## Start EXTRACTED MATERIAL

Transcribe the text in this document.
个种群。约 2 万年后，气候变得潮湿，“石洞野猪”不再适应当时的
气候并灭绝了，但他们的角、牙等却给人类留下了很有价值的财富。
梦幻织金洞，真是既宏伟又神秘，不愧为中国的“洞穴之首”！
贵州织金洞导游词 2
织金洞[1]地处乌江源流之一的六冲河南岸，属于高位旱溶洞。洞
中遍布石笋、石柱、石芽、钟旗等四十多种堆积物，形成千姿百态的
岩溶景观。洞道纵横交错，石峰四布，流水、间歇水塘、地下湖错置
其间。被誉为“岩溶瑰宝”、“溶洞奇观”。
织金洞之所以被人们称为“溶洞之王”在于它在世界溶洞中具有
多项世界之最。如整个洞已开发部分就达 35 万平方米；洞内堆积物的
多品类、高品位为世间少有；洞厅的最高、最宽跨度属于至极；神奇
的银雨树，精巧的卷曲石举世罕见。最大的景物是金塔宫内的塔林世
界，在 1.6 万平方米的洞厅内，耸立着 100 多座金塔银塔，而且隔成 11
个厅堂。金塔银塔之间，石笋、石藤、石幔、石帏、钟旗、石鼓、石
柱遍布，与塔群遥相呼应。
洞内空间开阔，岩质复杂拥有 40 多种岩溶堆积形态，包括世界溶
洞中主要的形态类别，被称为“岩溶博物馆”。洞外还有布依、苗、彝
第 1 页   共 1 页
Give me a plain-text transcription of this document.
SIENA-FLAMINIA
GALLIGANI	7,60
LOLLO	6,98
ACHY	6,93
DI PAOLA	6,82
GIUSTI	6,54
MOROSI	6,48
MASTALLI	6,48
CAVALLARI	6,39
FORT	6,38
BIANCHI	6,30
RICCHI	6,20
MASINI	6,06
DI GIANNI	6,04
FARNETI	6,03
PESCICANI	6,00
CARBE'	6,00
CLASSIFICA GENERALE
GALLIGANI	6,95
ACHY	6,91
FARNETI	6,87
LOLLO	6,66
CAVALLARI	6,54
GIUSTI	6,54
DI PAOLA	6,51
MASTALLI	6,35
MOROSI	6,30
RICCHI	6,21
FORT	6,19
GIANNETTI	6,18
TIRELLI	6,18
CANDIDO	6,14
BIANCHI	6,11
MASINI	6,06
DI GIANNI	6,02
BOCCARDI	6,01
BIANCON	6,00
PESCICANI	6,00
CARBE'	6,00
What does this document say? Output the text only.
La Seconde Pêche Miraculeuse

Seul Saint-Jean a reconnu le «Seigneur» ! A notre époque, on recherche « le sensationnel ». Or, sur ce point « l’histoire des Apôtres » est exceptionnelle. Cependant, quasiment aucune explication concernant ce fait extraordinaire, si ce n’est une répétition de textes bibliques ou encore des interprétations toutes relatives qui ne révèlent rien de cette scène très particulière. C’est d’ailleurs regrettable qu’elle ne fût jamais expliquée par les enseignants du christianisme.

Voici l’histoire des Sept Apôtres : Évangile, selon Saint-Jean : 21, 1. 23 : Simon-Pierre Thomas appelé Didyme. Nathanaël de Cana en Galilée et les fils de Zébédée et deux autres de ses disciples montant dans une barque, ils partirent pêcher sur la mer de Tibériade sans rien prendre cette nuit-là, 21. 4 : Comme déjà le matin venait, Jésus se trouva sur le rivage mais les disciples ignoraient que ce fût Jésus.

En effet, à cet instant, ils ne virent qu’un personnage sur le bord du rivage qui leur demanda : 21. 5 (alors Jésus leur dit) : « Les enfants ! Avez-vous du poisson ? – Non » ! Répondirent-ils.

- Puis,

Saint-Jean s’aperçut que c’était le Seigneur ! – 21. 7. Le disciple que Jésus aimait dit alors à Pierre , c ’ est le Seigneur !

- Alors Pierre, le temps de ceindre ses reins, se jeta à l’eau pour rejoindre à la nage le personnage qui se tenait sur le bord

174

## End EXTRACTED MATERIAL

▶ WHAT YOU ARE ASKED TO DO:
In the listing above, find the line with "Give me a plain-text" and set down that line and all after it exactly, through the final line.

▶ FINAL RESULT:
Give me a plain-text transcription of this document.
SIENA-FLAMINIA
GALLIGANI	7,60
LOLLO	6,98
ACHY	6,93
DI PAOLA	6,82
GIUSTI	6,54
MOROSI	6,48
MASTALLI	6,48
CAVALLARI	6,39
FORT	6,38
BIANCHI	6,30
RICCHI	6,20
MASINI	6,06
DI GIANNI	6,04
FARNETI	6,03
PESCICANI	6,00
CARBE'	6,00
CLASSIFICA GENERALE
GALLIGANI	6,95
ACHY	6,91
FARNETI	6,87
LOLLO	6,66
CAVALLARI	6,54
GIUSTI	6,54
DI PAOLA	6,51
MASTALLI	6,35
MOROSI	6,30
RICCHI	6,21
FORT	6,19
GIANNETTI	6,18
TIRELLI	6,18
CANDIDO	6,14
BIANCHI	6,11
MASINI	6,06
DI GIANNI	6,02
BOCCARDI	6,01
BIANCON	6,00
PESCICANI	6,00
CARBE'	6,00
What does this document say? Output the text only.
La Seconde Pêche Miraculeuse

Seul Saint-Jean a reconnu le «Seigneur» ! A notre époque, on recherche « le sensationnel ». Or, sur ce point « l’histoire des Apôtres » est exceptionnelle. Cependant, quasiment aucune explication concernant ce fait extraordinaire, si ce n’est une répétition de textes bibliques ou encore des interprétations toutes relatives qui ne révèlent rien de cette scène très particulière. C’est d’ailleurs regrettable qu’elle ne fût jamais expliquée par les enseignants du christianisme.

Voici l’histoire des Sept Apôtres : Évangile, selon Saint-Jean : 21, 1. 23 : Simon-Pierre Thomas appelé Didyme. Nathanaël de Cana en Galilée et les fils de Zébédée et deux autres de ses disciples montant dans une barque, ils partirent pêcher sur la mer de Tibériade sans rien prendre cette nuit-là, 21. 4 : Comme déjà le matin venait, Jésus se trouva sur le rivage mais les disciples ignoraient que ce fût Jésus.

En effet, à cet instant, ils ne virent qu’un personnage sur le bord du rivage qui leur demanda : 21. 5 (alors Jésus leur dit) : « Les enfants ! Avez-vous du poisson ? – Non » ! Répondirent-ils.

- Puis,

Saint-Jean s’aperçut que c’était le Seigneur ! – 21. 7. Le disciple que Jésus aimait dit alors à Pierre , c ’ est le Seigneur !

- Alors Pierre, le temps de ceindre ses reins, se jeta à l’eau pour rejoindre à la nage le personnage qui se tenait sur le bord

174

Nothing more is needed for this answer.